** Start Material for the task **
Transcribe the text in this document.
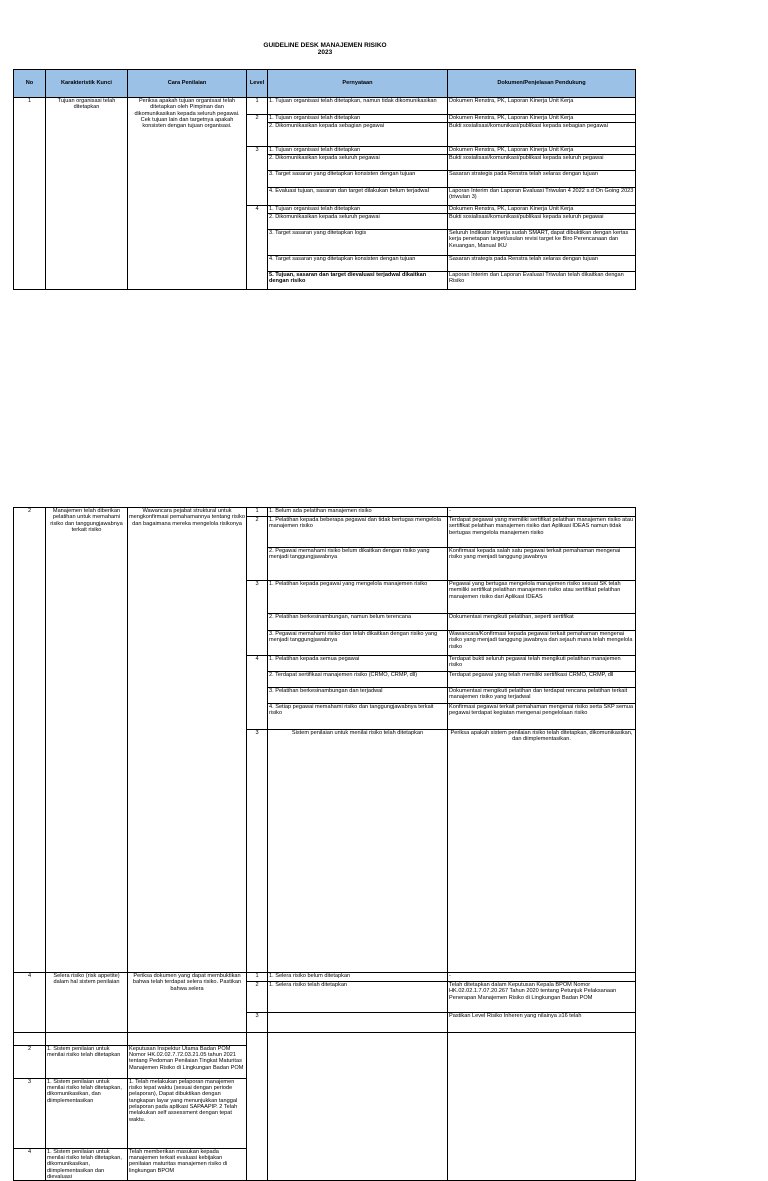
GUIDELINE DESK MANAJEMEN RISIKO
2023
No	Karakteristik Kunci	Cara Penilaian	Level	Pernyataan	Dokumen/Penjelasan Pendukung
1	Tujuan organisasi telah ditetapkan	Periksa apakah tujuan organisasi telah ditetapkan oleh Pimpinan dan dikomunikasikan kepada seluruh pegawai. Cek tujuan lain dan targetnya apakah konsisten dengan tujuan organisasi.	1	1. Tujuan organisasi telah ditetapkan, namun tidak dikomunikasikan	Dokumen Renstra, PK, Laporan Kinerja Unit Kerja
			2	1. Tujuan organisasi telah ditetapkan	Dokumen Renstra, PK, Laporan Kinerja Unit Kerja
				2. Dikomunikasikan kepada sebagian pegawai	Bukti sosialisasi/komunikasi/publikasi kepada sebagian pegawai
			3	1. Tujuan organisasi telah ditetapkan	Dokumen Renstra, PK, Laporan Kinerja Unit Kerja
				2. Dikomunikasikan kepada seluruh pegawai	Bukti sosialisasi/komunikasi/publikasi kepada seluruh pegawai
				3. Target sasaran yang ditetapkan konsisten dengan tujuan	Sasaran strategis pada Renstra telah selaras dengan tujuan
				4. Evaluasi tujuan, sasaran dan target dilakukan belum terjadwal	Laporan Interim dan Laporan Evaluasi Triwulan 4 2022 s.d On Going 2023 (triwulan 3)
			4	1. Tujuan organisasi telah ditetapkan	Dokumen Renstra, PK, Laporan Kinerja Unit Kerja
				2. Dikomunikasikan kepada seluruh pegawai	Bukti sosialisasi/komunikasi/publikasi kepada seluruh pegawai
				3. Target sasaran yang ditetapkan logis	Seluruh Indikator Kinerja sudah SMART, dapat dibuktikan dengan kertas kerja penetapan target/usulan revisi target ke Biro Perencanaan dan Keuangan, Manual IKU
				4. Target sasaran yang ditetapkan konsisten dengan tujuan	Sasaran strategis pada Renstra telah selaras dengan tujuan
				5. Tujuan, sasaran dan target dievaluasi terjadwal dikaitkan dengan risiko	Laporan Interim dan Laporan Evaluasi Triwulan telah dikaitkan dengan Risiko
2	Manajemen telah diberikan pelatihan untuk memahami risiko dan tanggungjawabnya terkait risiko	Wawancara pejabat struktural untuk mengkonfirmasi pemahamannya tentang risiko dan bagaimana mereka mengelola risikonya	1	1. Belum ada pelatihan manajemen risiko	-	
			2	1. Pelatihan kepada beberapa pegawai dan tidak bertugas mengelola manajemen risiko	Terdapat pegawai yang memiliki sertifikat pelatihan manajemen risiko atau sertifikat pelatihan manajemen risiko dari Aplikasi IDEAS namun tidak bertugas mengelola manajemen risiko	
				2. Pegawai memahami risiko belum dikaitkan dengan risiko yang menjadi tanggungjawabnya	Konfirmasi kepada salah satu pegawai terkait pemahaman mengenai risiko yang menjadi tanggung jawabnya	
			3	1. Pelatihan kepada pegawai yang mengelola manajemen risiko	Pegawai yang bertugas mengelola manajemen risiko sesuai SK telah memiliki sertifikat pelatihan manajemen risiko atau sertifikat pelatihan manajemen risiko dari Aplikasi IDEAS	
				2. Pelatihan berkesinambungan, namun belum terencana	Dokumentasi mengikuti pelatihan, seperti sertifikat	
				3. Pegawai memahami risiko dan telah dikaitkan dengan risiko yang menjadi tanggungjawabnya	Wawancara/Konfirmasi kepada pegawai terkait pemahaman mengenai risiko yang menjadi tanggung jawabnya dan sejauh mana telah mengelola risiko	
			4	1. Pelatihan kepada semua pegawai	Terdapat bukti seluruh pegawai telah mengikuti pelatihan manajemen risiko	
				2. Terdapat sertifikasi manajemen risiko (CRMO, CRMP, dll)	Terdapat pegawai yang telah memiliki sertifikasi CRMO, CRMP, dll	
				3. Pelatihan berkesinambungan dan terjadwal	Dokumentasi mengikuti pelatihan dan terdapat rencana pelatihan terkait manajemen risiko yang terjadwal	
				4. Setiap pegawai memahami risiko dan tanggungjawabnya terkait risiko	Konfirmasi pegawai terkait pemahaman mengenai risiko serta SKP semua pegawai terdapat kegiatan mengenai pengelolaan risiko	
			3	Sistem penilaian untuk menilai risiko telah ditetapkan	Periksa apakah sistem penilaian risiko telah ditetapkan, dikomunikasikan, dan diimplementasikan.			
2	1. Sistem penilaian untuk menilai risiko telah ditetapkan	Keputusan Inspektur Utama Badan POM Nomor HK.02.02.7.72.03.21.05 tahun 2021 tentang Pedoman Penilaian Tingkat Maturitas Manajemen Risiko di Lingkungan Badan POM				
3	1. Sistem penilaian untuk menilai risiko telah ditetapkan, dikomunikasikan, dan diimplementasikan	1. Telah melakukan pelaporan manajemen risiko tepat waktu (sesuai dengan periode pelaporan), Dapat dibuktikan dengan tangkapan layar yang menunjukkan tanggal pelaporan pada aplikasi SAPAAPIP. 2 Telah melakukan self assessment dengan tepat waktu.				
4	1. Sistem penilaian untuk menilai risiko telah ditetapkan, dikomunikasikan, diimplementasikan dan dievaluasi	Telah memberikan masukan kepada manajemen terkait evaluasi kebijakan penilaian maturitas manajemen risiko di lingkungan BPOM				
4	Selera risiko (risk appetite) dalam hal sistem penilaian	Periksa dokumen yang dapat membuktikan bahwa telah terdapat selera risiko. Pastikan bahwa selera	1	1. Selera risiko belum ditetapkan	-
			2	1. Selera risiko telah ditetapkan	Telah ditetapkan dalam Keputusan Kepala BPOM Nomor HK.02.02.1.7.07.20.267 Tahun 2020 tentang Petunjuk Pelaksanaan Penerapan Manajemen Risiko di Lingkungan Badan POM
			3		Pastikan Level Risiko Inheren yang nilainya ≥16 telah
** End Material for the task **
In the records above, find each line that holds the word "dikaitkan"; copy all such lines.

* [Correct response]
				5. Tujuan, sasaran dan target dievaluasi terjadwal dikaitkan dengan risiko	Laporan Interim dan Laporan Evaluasi Triwulan telah dikaitkan dengan Risiko
				2. Pegawai memahami risiko belum dikaitkan dengan risiko yang menjadi tanggungjawabnya	Konfirmasi kepada salah satu pegawai terkait pemahaman mengenai risiko yang menjadi tanggung jawabnya	
				3. Pegawai memahami risiko dan telah dikaitkan dengan risiko yang menjadi tanggungjawabnya	Wawancara/Konfirmasi kepada pegawai terkait pemahaman mengenai risiko yang menjadi tanggung jawabnya dan sejauh mana telah mengelola risiko	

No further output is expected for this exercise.